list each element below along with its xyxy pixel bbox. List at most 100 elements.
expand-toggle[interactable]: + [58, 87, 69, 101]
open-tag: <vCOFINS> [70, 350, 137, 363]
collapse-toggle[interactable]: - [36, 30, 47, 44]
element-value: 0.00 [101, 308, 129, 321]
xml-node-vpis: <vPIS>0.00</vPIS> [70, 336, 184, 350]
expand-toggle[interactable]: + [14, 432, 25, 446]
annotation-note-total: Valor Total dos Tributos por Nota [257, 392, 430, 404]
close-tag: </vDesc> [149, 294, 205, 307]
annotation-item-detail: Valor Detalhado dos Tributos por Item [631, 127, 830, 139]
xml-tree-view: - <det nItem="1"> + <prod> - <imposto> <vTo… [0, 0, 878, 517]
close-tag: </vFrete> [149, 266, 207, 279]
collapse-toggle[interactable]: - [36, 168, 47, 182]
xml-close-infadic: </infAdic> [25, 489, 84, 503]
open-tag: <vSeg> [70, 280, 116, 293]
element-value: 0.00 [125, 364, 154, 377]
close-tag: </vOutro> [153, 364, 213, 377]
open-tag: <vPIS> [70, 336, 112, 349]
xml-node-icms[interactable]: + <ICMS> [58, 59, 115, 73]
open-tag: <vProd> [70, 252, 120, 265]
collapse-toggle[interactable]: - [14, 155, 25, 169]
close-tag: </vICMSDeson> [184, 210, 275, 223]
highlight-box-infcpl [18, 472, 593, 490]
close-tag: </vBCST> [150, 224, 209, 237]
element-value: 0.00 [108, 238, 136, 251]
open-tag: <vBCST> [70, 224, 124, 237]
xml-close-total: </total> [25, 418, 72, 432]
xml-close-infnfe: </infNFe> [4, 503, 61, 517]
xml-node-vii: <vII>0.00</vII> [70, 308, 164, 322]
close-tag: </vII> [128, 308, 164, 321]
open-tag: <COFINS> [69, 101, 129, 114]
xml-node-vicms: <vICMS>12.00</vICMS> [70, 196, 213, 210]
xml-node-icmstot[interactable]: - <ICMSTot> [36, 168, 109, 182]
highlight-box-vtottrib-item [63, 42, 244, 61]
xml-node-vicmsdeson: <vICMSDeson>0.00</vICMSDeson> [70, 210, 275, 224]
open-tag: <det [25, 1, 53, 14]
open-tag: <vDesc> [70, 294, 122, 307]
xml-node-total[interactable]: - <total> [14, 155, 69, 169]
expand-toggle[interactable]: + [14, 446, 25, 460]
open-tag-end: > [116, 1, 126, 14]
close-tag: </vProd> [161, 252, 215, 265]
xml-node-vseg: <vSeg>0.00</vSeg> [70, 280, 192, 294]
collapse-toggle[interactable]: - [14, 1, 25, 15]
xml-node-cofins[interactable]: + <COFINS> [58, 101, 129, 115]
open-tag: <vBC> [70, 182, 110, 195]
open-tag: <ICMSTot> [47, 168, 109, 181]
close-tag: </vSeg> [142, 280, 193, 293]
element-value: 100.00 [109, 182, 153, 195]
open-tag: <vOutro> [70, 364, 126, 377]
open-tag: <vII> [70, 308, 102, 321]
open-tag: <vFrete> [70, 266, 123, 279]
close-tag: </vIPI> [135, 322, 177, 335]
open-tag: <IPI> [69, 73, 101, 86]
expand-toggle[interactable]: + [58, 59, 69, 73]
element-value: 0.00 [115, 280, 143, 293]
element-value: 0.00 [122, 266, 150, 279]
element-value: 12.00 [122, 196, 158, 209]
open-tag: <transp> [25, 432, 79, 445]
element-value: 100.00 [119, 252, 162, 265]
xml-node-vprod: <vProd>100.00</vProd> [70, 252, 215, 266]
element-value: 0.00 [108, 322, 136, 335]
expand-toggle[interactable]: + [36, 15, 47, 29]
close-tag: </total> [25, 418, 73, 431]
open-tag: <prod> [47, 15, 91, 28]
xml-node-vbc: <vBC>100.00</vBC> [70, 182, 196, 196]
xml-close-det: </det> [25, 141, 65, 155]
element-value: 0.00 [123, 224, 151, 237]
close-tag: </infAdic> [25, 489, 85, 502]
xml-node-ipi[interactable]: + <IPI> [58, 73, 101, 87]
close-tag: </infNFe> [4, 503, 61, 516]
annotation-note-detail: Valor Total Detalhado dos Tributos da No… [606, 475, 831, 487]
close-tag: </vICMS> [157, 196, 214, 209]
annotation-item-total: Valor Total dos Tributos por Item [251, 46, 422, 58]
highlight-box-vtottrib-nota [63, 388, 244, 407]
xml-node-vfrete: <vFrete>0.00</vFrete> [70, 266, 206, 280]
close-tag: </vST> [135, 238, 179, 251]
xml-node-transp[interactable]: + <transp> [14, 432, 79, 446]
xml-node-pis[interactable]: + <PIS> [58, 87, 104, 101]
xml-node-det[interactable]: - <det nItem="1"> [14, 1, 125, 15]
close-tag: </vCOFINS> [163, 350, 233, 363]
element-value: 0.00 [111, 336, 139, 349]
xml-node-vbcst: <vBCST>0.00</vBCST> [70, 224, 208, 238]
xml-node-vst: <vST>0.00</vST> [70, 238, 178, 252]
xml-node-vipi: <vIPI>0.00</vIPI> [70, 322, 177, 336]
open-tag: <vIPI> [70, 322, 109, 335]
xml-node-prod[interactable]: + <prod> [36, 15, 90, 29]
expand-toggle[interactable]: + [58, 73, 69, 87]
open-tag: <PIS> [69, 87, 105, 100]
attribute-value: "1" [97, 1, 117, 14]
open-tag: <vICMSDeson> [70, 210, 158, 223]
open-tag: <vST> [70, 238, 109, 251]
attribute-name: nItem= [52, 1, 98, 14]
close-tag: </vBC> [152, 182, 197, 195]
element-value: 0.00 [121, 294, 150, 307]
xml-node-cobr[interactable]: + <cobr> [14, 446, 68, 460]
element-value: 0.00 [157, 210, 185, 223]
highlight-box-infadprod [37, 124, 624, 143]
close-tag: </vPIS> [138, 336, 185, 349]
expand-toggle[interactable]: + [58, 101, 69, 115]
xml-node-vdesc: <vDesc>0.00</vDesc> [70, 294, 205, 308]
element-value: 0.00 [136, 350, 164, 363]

[CHALLENGE] Please rewrite the lines from the start through the line containing "xml-node-total[interactable]: - <total>", renaming every "close-tag" to "end-tag" and changing nothing else.

[COMPLETE ANSWER]
list each element below along with its xyxy pixel bbox. List at most 100 elements.
expand-toggle[interactable]: + [58, 87, 69, 101]
open-tag: <vCOFINS> [70, 350, 137, 363]
collapse-toggle[interactable]: - [36, 30, 47, 44]
element-value: 0.00 [101, 308, 129, 321]
xml-node-vpis: <vPIS>0.00</vPIS> [70, 336, 184, 350]
expand-toggle[interactable]: + [14, 432, 25, 446]
annotation-note-total: Valor Total dos Tributos por Nota [257, 392, 430, 404]
end-tag: </vDesc> [149, 294, 205, 307]
annotation-item-detail: Valor Detalhado dos Tributos por Item [631, 127, 830, 139]
xml-tree-view: - <det nItem="1"> + <prod> - <imposto> <vTo… [0, 0, 878, 517]
end-tag: </vFrete> [149, 266, 207, 279]
collapse-toggle[interactable]: - [36, 168, 47, 182]
xml-close-infadic: </infAdic> [25, 489, 84, 503]
open-tag: <vSeg> [70, 280, 116, 293]
element-value: 0.00 [125, 364, 154, 377]
end-tag: </vOutro> [153, 364, 213, 377]
open-tag: <vPIS> [70, 336, 112, 349]
xml-node-icms[interactable]: + <ICMS> [58, 59, 115, 73]
open-tag: <vProd> [70, 252, 120, 265]
collapse-toggle[interactable]: - [14, 155, 25, 169]
end-tag: </vICMSDeson> [184, 210, 275, 223]
highlight-box-infcpl [18, 472, 593, 490]
end-tag: </vBCST> [150, 224, 209, 237]
element-value: 0.00 [108, 238, 136, 251]
open-tag: <vBCST> [70, 224, 124, 237]
xml-close-total: </total> [25, 418, 72, 432]
xml-close-infnfe: </infNFe> [4, 503, 61, 517]
xml-node-vii: <vII>0.00</vII> [70, 308, 164, 322]
end-tag: </vII> [128, 308, 164, 321]
open-tag: <COFINS> [69, 101, 129, 114]
xml-node-vicms: <vICMS>12.00</vICMS> [70, 196, 213, 210]
xml-node-icmstot[interactable]: - <ICMSTot> [36, 168, 109, 182]
highlight-box-vtottrib-item [63, 42, 244, 61]
xml-node-vicmsdeson: <vICMSDeson>0.00</vICMSDeson> [70, 210, 275, 224]
open-tag: <det [25, 1, 53, 14]
open-tag: <vDesc> [70, 294, 122, 307]
xml-node-total[interactable]: - <total> [14, 155, 69, 169]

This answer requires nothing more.